- [Required work]:
Copy every line of the data that includes the string "Task".

- [Exercise material]:
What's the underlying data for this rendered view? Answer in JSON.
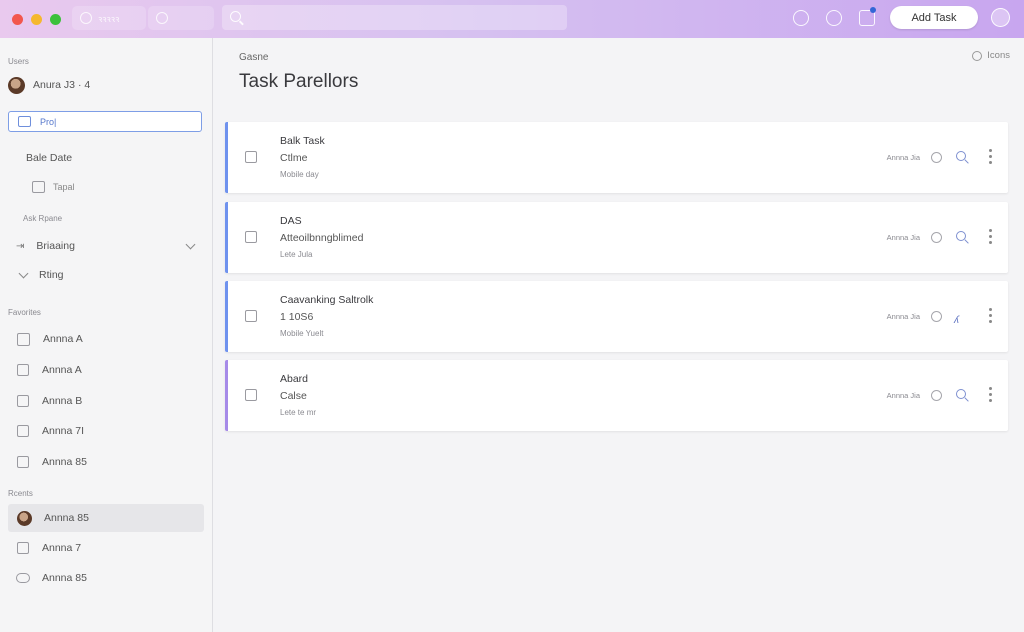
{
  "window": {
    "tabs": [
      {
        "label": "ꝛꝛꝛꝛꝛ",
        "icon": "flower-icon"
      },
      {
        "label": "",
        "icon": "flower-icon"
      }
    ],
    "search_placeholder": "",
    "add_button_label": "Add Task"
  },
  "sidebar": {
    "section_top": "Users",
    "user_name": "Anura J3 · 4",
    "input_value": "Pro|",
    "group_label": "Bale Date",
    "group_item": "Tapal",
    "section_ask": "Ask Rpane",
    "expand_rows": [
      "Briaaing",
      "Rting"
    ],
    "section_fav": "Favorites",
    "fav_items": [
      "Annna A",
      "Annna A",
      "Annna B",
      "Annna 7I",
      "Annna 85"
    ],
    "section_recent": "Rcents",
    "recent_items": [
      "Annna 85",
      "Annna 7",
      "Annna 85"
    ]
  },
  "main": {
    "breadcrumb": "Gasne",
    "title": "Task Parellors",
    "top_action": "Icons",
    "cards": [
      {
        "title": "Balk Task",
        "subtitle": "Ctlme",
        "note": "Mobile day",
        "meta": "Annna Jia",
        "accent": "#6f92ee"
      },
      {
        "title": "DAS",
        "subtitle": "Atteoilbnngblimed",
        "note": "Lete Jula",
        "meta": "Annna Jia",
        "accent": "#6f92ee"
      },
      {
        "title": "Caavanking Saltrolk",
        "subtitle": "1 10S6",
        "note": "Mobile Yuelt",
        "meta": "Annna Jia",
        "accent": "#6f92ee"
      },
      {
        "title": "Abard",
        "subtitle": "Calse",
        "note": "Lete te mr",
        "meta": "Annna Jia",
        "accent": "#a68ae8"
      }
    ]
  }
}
--
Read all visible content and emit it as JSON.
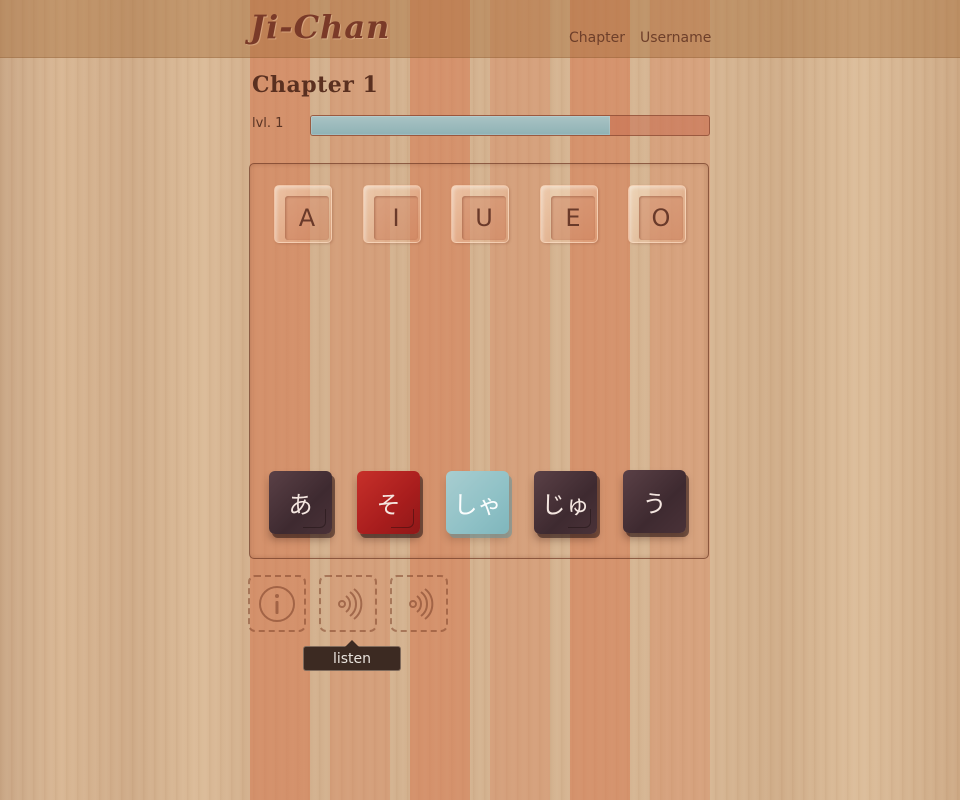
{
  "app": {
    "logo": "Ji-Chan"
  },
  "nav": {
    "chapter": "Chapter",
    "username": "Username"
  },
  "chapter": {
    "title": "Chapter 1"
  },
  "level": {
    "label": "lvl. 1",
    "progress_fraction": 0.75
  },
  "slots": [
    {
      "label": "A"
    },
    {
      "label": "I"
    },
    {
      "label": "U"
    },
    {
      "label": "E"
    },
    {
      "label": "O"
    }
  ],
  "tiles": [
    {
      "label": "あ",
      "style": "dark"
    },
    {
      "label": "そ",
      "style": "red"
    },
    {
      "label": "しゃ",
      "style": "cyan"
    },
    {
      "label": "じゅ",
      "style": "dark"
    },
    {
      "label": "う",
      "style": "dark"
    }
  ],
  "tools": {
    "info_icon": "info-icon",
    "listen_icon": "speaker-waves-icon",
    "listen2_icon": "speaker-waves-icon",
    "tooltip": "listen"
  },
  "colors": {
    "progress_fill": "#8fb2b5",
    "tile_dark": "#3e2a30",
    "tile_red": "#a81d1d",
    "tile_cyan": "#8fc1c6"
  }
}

- [Problem solution]:
    "add_button_label": "Add Task"
    "title": "Task Parellors",
        "title": "Balk Task",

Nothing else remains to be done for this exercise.